**YOUR GOAL:** Return all lines below containing the word "phone".

(Extracted data entries)
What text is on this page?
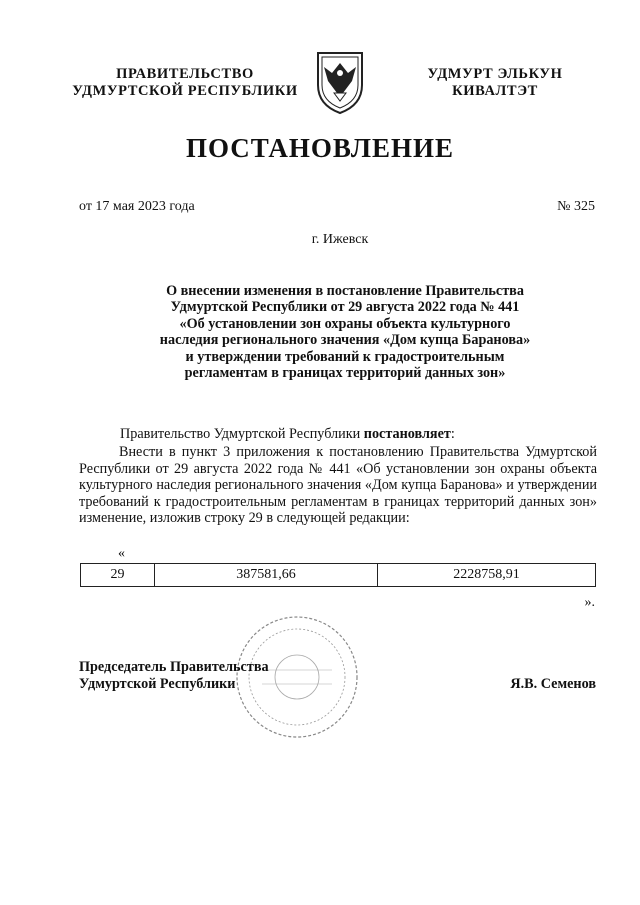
ПРАВИТЕЛЬСТВО
УДМУРТСКОЙ РЕСПУБЛИКИ
УДМУРТ ЭЛЬКУН
КИВАЛТЭТ
ПОСТАНОВЛЕНИЕ
от 17 мая 2023 года	№ 325
г. Ижевск
О внесении изменения в постановление Правительства
Удмуртской Республики от 29 августа 2022 года № 441
«Об установлении зон охраны объекта культурного
наследия регионального значения «Дом купца Баранова»
и утверждении требований к градостроительным
регламентам в границах территорий данных зон»
Правительство Удмуртской Республики постановляет:
Внести в пункт 3 приложения к постановлению Правительства Удмуртской Республики от 29 августа 2022 года № 441 «Об установлении зон охраны объекта культурного наследия регионального значения «Дом купца Баранова» и утверждении требований к градостроительным регламентам в границах территорий данных зон» изменение, изложив строку 29 в следующей редакции:
«
29	387581,66	2228758,91
».
Председатель Правительства
Удмуртской Республики	Я.В. Семенов
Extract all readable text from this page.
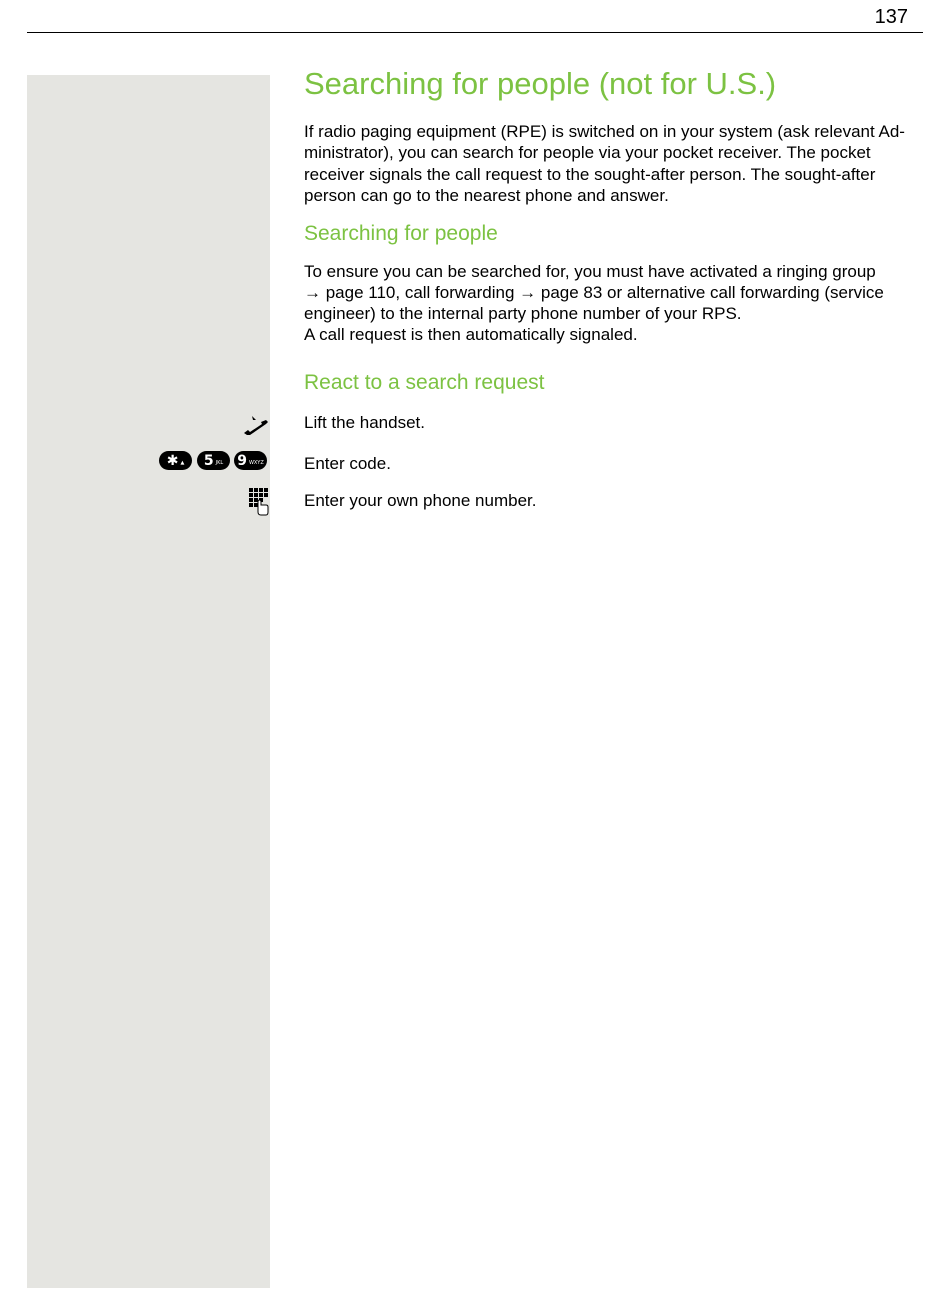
137
✱ ▲ 5 JKL 9 WXYZ
Searching for people (not for U.S.)

If radio paging equipment (RPE) is switched on in your system (ask relevant Ad-

ministrator), you can search for people via your pocket receiver. The pocket

receiver signals the call request to the sought-after person. The sought-after

person can go to the nearest phone and answer.

Searching for people

To ensure you can be searched for, you must have activated a ringing group

→ page 110, call forwarding → page 83 or alternative call forwarding (service

engineer) to the internal party phone number of your RPS.

A call request is then automatically signaled.

React to a search request
Lift the handset.
Enter code.
Enter your own phone number.
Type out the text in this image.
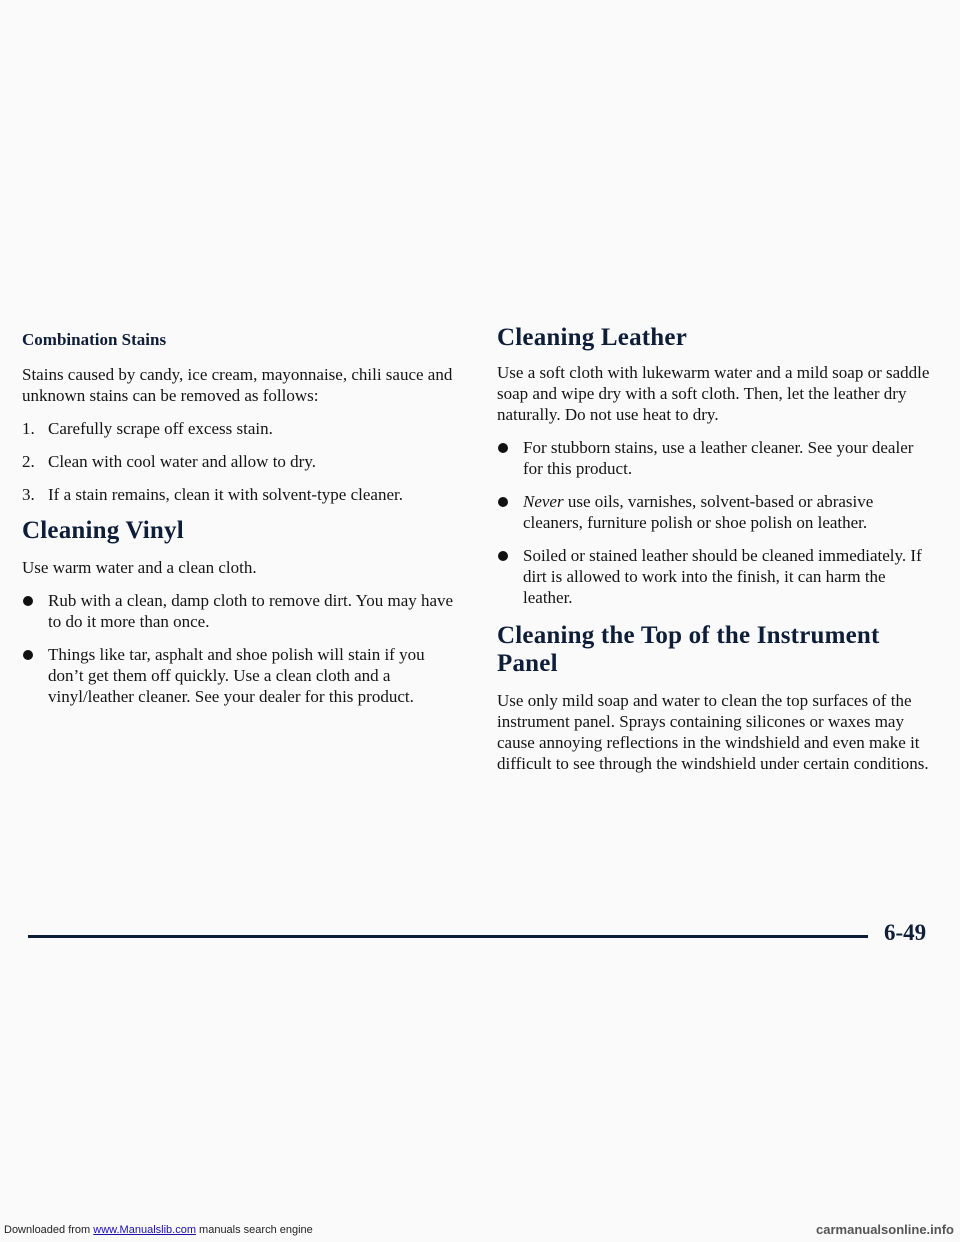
Combination Stains

Stains caused by candy, ice cream, mayonnaise, chili sauce and unknown stains can be removed as follows:

1. Carefully scrape off excess stain.
2. Clean with cool water and allow to dry.
3. If a stain remains, clean it with solvent-type cleaner.
Cleaning Vinyl

Use warm water and a clean cloth.

Rub with a clean, damp cloth to remove dirt. You may have to do it more than once.
Things like tar, asphalt and shoe polish will stain if you don’t get them off quickly. Use a clean cloth and a vinyl/leather cleaner. See your dealer for this product.
Cleaning Leather

Use a soft cloth with lukewarm water and a mild soap or saddle soap and wipe dry with a soft cloth. Then, let the leather dry naturally. Do not use heat to dry.

For stubborn stains, use a leather cleaner. See your dealer for this product.
Never use oils, varnishes, solvent-based or abrasive cleaners, furniture polish or shoe polish on leather.
Soiled or stained leather should be cleaned immediately. If dirt is allowed to work into the finish, it can harm the leather.
Cleaning the Top of the Instrument Panel

Use only mild soap and water to clean the top surfaces of the instrument panel. Sprays containing silicones or waxes may cause annoying reflections in the windshield and even make it difficult to see through the windshield under certain conditions.

6-49
Downloaded from www.Manualslib.com manuals search engine	carmanualsonline.info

**SOLUTION BELOW:**
person can go to the nearest phone and answer.
engineer) to the internal party phone number of your RPS.
Enter your own phone number.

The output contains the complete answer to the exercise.